◆ PROBLEM TO WORK ON
Will you extract the entries word for word? Images should not appear in the copy.

◆ A block of data

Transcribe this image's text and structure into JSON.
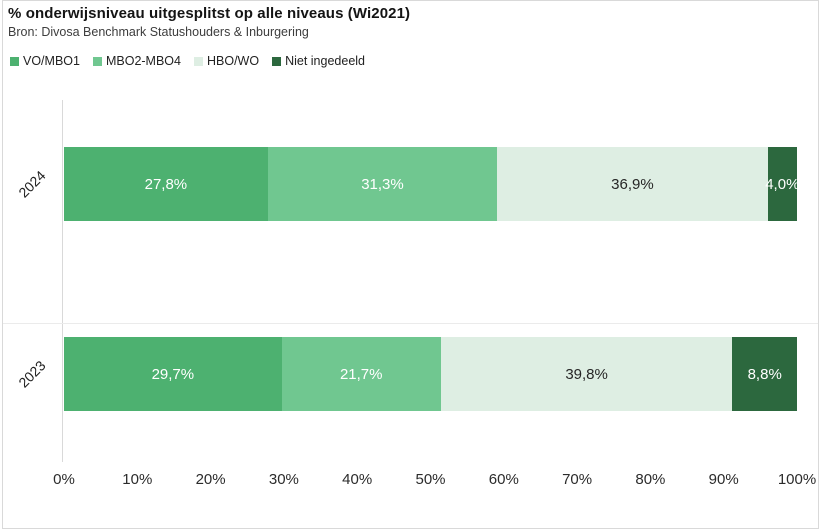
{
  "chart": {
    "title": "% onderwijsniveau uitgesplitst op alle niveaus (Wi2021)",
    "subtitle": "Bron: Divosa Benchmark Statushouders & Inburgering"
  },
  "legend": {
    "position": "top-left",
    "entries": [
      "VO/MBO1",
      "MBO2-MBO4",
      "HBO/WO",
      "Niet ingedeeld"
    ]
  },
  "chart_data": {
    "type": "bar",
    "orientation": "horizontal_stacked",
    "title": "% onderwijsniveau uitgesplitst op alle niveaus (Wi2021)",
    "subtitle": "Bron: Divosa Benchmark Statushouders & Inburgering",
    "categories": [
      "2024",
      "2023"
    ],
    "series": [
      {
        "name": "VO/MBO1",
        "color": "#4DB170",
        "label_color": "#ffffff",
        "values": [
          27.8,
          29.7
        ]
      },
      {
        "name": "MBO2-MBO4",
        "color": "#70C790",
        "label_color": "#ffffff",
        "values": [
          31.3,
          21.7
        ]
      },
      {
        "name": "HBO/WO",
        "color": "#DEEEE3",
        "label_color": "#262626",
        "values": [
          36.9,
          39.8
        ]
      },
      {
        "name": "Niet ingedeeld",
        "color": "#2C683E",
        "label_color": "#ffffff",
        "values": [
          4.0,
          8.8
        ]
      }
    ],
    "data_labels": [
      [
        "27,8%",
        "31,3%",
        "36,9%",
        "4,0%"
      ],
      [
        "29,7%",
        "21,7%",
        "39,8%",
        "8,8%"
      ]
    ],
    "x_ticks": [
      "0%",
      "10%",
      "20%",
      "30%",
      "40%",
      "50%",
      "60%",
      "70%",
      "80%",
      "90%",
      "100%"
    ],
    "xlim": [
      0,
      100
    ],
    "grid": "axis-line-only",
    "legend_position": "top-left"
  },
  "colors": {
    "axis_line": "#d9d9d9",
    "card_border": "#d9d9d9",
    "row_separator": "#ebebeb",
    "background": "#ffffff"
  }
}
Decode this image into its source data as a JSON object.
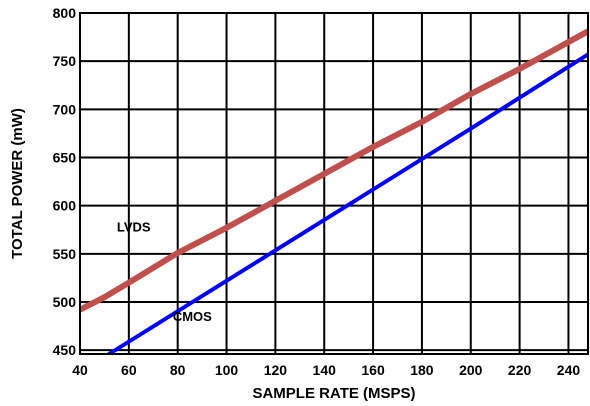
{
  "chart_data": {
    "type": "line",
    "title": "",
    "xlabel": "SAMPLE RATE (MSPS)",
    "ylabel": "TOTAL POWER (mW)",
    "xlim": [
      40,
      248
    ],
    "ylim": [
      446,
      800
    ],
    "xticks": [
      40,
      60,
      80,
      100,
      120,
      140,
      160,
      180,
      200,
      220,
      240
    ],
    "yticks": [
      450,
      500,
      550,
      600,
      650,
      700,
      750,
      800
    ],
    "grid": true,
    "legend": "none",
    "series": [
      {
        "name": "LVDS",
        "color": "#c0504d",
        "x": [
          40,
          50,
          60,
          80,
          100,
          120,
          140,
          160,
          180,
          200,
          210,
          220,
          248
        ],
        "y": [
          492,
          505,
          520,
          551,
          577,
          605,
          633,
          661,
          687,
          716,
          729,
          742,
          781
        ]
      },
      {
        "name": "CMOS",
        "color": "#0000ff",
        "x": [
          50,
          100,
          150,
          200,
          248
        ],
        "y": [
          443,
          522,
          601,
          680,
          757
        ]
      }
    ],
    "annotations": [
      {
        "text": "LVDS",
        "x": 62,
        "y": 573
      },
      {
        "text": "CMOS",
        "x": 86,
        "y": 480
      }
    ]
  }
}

◆ RESULT FOR THIS EXERCISE
Transcribe this image's text and structure into JSON.
{
  "chart": {
    "title": "% onderwijsniveau uitgesplitst op alle niveaus (Wi2021)",
    "subtitle": "Bron: Divosa Benchmark Statushouders & Inburgering"
  },
  "legend": {
    "position": "top-left",
    "entries": [
      "VO/MBO1",
      "MBO2-MBO4",
      "HBO/WO",
      "Niet ingedeeld"
    ]
  },
  "chart_data": {
    "type": "bar",
    "orientation": "horizontal_stacked",
    "title": "% onderwijsniveau uitgesplitst op alle niveaus (Wi2021)",
    "subtitle": "Bron: Divosa Benchmark Statushouders & Inburgering",
    "categories": [
      "2024",
      "2023"
    ],
    "series": [
      {
        "name": "VO/MBO1",
        "color": "#4DB170",
        "label_color": "#ffffff",
        "values": [
          27.8,
          29.7
        ]
      },
      {
        "name": "MBO2-MBO4",
        "color": "#70C790",
        "label_color": "#ffffff",
        "values": [
          31.3,
          21.7
        ]
      },
      {
        "name": "HBO/WO",
        "color": "#DEEEE3",
        "label_color": "#262626",
        "values": [
          36.9,
          39.8
        ]
      },
      {
        "name": "Niet ingedeeld",
        "color": "#2C683E",
        "label_color": "#ffffff",
        "values": [
          4.0,
          8.8
        ]
      }
    ],
    "data_labels": [
      [
        "27,8%",
        "31,3%",
        "36,9%",
        "4,0%"
      ],
      [
        "29,7%",
        "21,7%",
        "39,8%",
        "8,8%"
      ]
    ],
    "x_ticks": [
      "0%",
      "10%",
      "20%",
      "30%",
      "40%",
      "50%",
      "60%",
      "70%",
      "80%",
      "90%",
      "100%"
    ],
    "xlim": [
      0,
      100
    ],
    "grid": "axis-line-only",
    "legend_position": "top-left"
  },
  "colors": {
    "axis_line": "#d9d9d9",
    "card_border": "#d9d9d9",
    "row_separator": "#ebebeb",
    "background": "#ffffff"
  }
}
Decode this image into its source data as a JSON object.
{
  "chart_data": {
    "type": "line",
    "title": "",
    "xlabel": "SAMPLE RATE (MSPS)",
    "ylabel": "TOTAL POWER (mW)",
    "xlim": [
      40,
      248
    ],
    "ylim": [
      446,
      800
    ],
    "xticks": [
      40,
      60,
      80,
      100,
      120,
      140,
      160,
      180,
      200,
      220,
      240
    ],
    "yticks": [
      450,
      500,
      550,
      600,
      650,
      700,
      750,
      800
    ],
    "grid": true,
    "legend": "none",
    "series": [
      {
        "name": "LVDS",
        "color": "#c0504d",
        "x": [
          40,
          50,
          60,
          80,
          100,
          120,
          140,
          160,
          180,
          200,
          210,
          220,
          248
        ],
        "y": [
          492,
          505,
          520,
          551,
          577,
          605,
          633,
          661,
          687,
          716,
          729,
          742,
          781
        ]
      },
      {
        "name": "CMOS",
        "color": "#0000ff",
        "x": [
          50,
          100,
          150,
          200,
          248
        ],
        "y": [
          443,
          522,
          601,
          680,
          757
        ]
      }
    ],
    "annotations": [
      {
        "text": "LVDS",
        "x": 62,
        "y": 573
      },
      {
        "text": "CMOS",
        "x": 86,
        "y": 480
      }
    ]
  }
}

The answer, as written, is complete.